- **Exercise requirements**
Every line that contains the word "name" should be copied.

──────── Input rows

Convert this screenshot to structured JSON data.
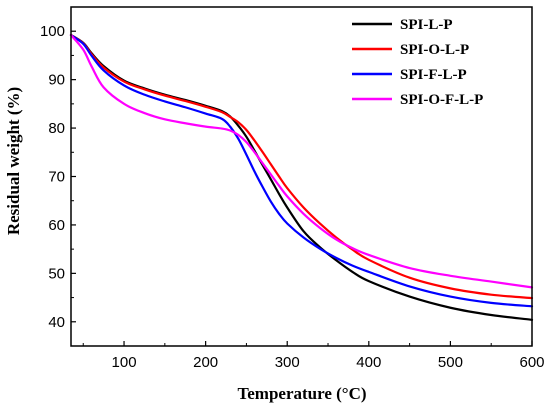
{
  "chart_data": {
    "type": "line",
    "xlabel": "Temperature (°C)",
    "ylabel": "Residual weight (%)",
    "xlim": [
      35,
      600
    ],
    "ylim": [
      35,
      105
    ],
    "xticks": [
      100,
      200,
      300,
      400,
      500,
      600
    ],
    "yticks": [
      40,
      50,
      60,
      70,
      80,
      90,
      100
    ],
    "grid": false,
    "legend_position": "top-right",
    "series": [
      {
        "name": "SPI-L-P",
        "color": "#000000",
        "x": [
          35,
          50,
          60,
          75,
          100,
          125,
          150,
          175,
          200,
          220,
          230,
          240,
          250,
          260,
          270,
          280,
          290,
          300,
          320,
          340,
          360,
          380,
          400,
          450,
          500,
          550,
          600
        ],
        "y": [
          99.2,
          97.6,
          95.5,
          92.8,
          89.8,
          88.2,
          86.9,
          85.8,
          84.6,
          83.5,
          82.4,
          80.5,
          78.2,
          75.3,
          72.3,
          69.4,
          66.4,
          63.6,
          58.7,
          55.4,
          52.7,
          50.3,
          48.4,
          45.2,
          42.9,
          41.4,
          40.4
        ]
      },
      {
        "name": "SPI-O-L-P",
        "color": "#ff0000",
        "x": [
          35,
          50,
          60,
          75,
          100,
          125,
          150,
          175,
          200,
          220,
          230,
          240,
          250,
          260,
          270,
          280,
          290,
          300,
          320,
          340,
          360,
          380,
          400,
          450,
          500,
          550,
          600
        ],
        "y": [
          99.2,
          97.5,
          95.3,
          92.5,
          89.6,
          88.0,
          86.7,
          85.6,
          84.4,
          83.3,
          82.3,
          81.2,
          79.6,
          77.4,
          75.0,
          72.5,
          70.0,
          67.6,
          63.6,
          60.3,
          57.4,
          54.9,
          52.8,
          49.1,
          46.9,
          45.6,
          44.9
        ]
      },
      {
        "name": "SPI-F-L-P",
        "color": "#0000ff",
        "x": [
          35,
          50,
          60,
          75,
          100,
          125,
          150,
          175,
          200,
          220,
          230,
          240,
          250,
          260,
          270,
          280,
          290,
          300,
          320,
          340,
          360,
          380,
          400,
          450,
          500,
          550,
          600
        ],
        "y": [
          99.2,
          97.4,
          95.0,
          91.9,
          88.8,
          86.9,
          85.5,
          84.3,
          83.0,
          81.9,
          80.3,
          77.8,
          74.5,
          71.0,
          67.8,
          64.8,
          62.3,
          60.3,
          57.4,
          55.1,
          53.2,
          51.6,
          50.3,
          47.3,
          45.2,
          43.9,
          43.2
        ]
      },
      {
        "name": "SPI-O-F-L-P",
        "color": "#ff00ff",
        "x": [
          35,
          50,
          60,
          75,
          100,
          125,
          150,
          175,
          200,
          220,
          230,
          240,
          250,
          260,
          270,
          280,
          290,
          300,
          320,
          340,
          360,
          380,
          400,
          450,
          500,
          550,
          600
        ],
        "y": [
          99.2,
          96.2,
          92.8,
          88.4,
          85.0,
          83.1,
          81.8,
          81.0,
          80.3,
          79.9,
          79.5,
          78.6,
          77.1,
          75.0,
          72.7,
          70.4,
          68.1,
          65.9,
          62.3,
          59.4,
          57.0,
          55.2,
          53.8,
          51.1,
          49.5,
          48.3,
          47.1
        ]
      }
    ]
  }
}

────────────────

- **Solved problem**
        "name": "SPI-L-P",
        "name": "SPI-O-L-P",
        "name": "SPI-F-L-P",
        "name": "SPI-O-F-L-P",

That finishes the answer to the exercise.